# Given text
• Search this blog

AddThis Share This Article Get Updates by Email email2 Tell a friend




She proved herself as a credible actress in a variety of roles, she has starred in several films including Mighty Aphrodite, The Replacement Killers and Summer of Sam.

What keeps Mira reading and dreaming? Books of philosophy and hope give this actress the kick she's looking for!


I love books. I get on these kicks and gobble up whatever I can on a subject. I've been reading geisha books recently: Arthur Golden's novel, Memoirs of a Geisha; then Geisha, A Life, by Mineko Iwasaki—who was a geisha (coauthored by Rande Brown). Finally Geisha, an anthropological study by Liza Crihfield Dalby, a Caucasian American who had studied, as part of her dissertation, to be a geisha in Kyoto in the seventies.

  1. Memoirs Of A Geisha by Arthur Golden

    Book Cover: Memoirs Of A Geisha by Arthur Golden
    (literature and fiction)





I think I get on these jags because I miss being a student. My friends and I give one another books that we've loved, and we talk about them. I've noticed that, even if we're excited with a book, each of us has had a very private, almost untranslatable experience with it. I love getting lost in a story and dreaming about its images days after finishing it. Reading and dreaming are essential to my life.




Mira Sorvino's favorite books

  1. A Brief History Of Time by Stephen Hawking

    Book Cover: A Brief History Of Time by Stephen Hawking
    (science)

# Given information

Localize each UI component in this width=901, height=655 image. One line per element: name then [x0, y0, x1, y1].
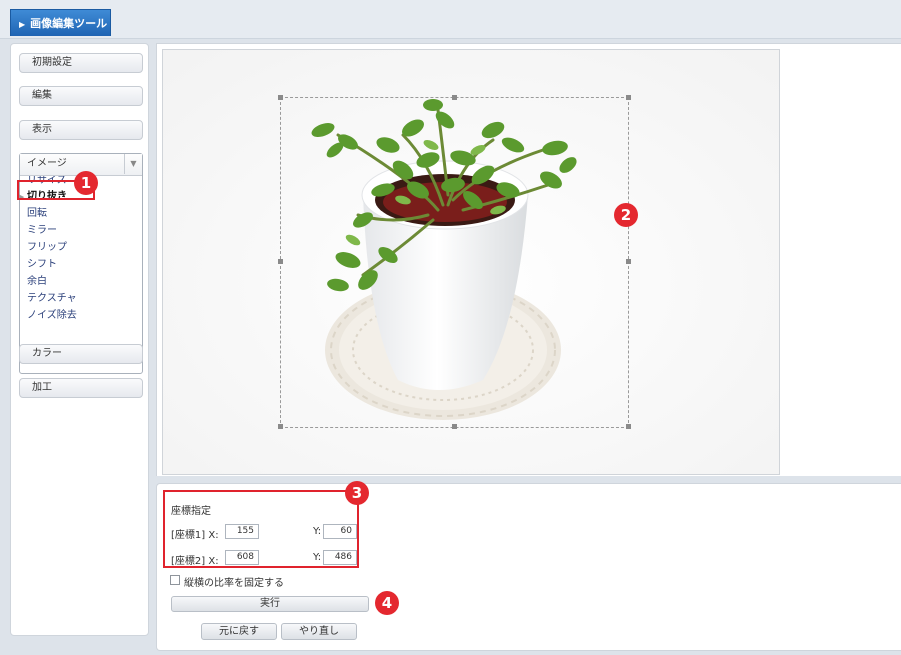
==
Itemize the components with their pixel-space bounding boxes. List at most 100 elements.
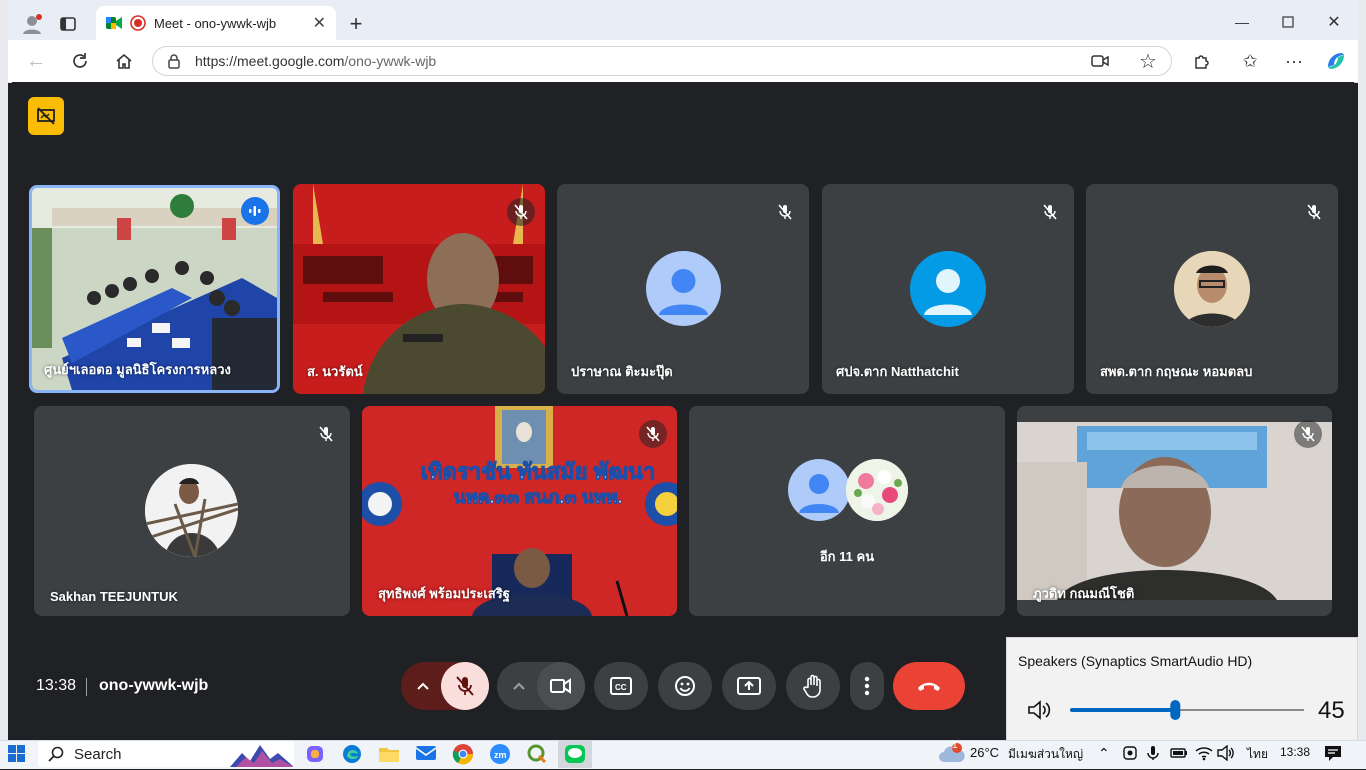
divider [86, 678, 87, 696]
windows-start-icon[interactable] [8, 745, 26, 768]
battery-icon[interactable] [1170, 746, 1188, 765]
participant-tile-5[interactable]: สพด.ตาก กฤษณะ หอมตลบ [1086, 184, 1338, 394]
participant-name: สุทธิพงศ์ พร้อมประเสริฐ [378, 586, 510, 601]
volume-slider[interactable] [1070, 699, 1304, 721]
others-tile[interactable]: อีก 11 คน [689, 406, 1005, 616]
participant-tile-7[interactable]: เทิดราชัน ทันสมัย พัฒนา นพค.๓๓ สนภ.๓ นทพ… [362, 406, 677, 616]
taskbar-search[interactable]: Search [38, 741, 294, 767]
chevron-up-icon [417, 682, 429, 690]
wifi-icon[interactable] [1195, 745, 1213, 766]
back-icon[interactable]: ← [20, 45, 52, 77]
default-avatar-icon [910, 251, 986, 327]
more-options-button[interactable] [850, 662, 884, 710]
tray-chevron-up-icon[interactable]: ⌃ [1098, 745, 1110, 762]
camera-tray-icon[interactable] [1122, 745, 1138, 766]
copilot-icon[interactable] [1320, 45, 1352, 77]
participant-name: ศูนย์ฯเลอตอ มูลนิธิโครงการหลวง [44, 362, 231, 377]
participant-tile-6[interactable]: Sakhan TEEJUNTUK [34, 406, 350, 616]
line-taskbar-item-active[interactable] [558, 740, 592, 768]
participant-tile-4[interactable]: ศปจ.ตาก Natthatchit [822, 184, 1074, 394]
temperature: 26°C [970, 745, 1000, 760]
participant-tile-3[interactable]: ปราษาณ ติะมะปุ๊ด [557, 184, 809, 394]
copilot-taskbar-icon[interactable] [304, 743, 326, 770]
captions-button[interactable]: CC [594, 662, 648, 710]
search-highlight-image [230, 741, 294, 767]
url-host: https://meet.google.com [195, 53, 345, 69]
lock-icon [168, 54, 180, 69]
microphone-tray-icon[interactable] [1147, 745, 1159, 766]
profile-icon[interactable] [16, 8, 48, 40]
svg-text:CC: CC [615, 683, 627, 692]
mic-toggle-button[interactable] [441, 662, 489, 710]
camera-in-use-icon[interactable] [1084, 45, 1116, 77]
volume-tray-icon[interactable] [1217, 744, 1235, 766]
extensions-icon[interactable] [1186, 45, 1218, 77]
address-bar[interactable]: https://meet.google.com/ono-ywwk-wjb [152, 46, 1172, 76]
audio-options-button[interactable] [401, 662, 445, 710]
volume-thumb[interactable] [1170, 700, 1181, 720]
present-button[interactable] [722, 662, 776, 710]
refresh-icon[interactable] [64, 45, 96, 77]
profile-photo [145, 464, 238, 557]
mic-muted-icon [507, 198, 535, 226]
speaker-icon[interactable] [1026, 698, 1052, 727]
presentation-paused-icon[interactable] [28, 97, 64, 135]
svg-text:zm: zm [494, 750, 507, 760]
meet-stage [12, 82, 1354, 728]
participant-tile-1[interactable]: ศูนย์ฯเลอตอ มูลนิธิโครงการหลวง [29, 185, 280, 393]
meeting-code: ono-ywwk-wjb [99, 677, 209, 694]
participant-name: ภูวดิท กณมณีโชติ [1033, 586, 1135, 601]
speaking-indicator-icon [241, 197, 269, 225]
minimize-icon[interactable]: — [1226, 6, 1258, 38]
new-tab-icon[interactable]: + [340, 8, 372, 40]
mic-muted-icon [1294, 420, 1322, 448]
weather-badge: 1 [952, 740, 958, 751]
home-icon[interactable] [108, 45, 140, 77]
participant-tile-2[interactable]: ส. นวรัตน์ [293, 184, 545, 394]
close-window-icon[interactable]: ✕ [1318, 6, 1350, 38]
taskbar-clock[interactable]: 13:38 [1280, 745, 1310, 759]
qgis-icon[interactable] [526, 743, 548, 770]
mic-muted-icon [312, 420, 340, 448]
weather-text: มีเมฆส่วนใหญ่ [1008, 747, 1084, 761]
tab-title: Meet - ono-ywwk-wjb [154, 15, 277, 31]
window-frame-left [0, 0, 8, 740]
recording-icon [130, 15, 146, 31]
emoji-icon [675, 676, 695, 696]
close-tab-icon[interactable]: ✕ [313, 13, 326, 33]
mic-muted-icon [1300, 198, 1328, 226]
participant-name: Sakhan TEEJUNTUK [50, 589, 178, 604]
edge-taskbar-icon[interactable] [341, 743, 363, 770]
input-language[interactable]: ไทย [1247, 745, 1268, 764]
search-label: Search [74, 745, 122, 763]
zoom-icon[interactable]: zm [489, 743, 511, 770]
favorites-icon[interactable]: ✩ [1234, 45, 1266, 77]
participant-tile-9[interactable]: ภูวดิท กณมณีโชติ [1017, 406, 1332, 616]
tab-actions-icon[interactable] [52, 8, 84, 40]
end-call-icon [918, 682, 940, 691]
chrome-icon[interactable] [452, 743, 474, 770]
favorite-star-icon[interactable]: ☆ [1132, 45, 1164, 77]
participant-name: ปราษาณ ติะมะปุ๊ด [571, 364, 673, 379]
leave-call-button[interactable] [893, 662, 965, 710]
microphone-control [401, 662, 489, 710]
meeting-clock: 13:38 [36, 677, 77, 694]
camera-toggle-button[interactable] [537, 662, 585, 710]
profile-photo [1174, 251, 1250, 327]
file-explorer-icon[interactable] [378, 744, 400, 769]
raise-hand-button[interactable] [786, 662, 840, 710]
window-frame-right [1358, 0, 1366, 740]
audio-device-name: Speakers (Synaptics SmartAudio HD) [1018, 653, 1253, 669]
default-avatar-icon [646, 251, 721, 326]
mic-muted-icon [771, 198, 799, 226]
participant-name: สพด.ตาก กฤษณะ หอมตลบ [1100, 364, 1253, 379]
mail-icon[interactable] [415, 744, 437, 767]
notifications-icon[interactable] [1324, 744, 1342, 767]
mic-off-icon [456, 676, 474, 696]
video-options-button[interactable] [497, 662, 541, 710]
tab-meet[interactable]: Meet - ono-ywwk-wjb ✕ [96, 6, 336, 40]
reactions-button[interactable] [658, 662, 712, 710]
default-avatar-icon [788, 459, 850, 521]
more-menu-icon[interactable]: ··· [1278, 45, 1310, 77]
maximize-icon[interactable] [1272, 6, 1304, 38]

# Work to complete
1. Answer these questions about the text on Mira Sorvino's reading, using only what it states.
(a) Which three films does the text name as ones she has starred in?
(b) Where and in what decade did Liza Crihfield Dalby study to be a geisha?
(c) Which book is listed first under "Mira Sorvino's favorite books"?
2. Go on with the text about Mira Sorvino's reading from the point where it stops.

# Answers for this exercise
1.
(a) Mighty Aphrodite, The Replacement Killers and Summer of Sam.
(b) In Kyoto, in the seventies.
(c) A Brief History Of Time by Stephen Hawking.

2.
    "I found this [A Brief History of Time] to be utterly fascinating, if extremely challenging reading. It expands one's vision of the universe we live in and our place in it. I believe it has had a lasting influence on the way I think. "


  2. Anne Frank: The Diary Of A Young Girl by Anne Frank

    Book Cover: Anne Frank: The Diary Of A Young Girl by Anne Frank
    (history, teens)

    "I read this book when I was ten and cried my eyes out when I finished it. Our housekeeper, a German woman, asked what was wrong. I said, "This is so terrible—all these people," and she said, "Oh no, they are lying. Many more Germans died than Jews. Only 600,000 Jews died, not six million." It was a real wake-up call—proof that some people rewrite history—and a lesson about how we must be vigilant in remembering events like this one. In college, I wrote my thesis about racial conflict in China between Chinese and African students. And I worked on Freedom to Hate, a documentary about neo-Nazi, anti-Semitic hate groups in Russia. More recently, I was in The Grey Zone, a film about the revolt of prisoners at Auschwitz, by Tim Blake Nelson. I have to attribute my interest in crimes of hatred to this book."


  3. The Good Earth by Pearl S. Buck

    Book Cover: The Good Earth by Pearl S. Buck
    (literature and fiction)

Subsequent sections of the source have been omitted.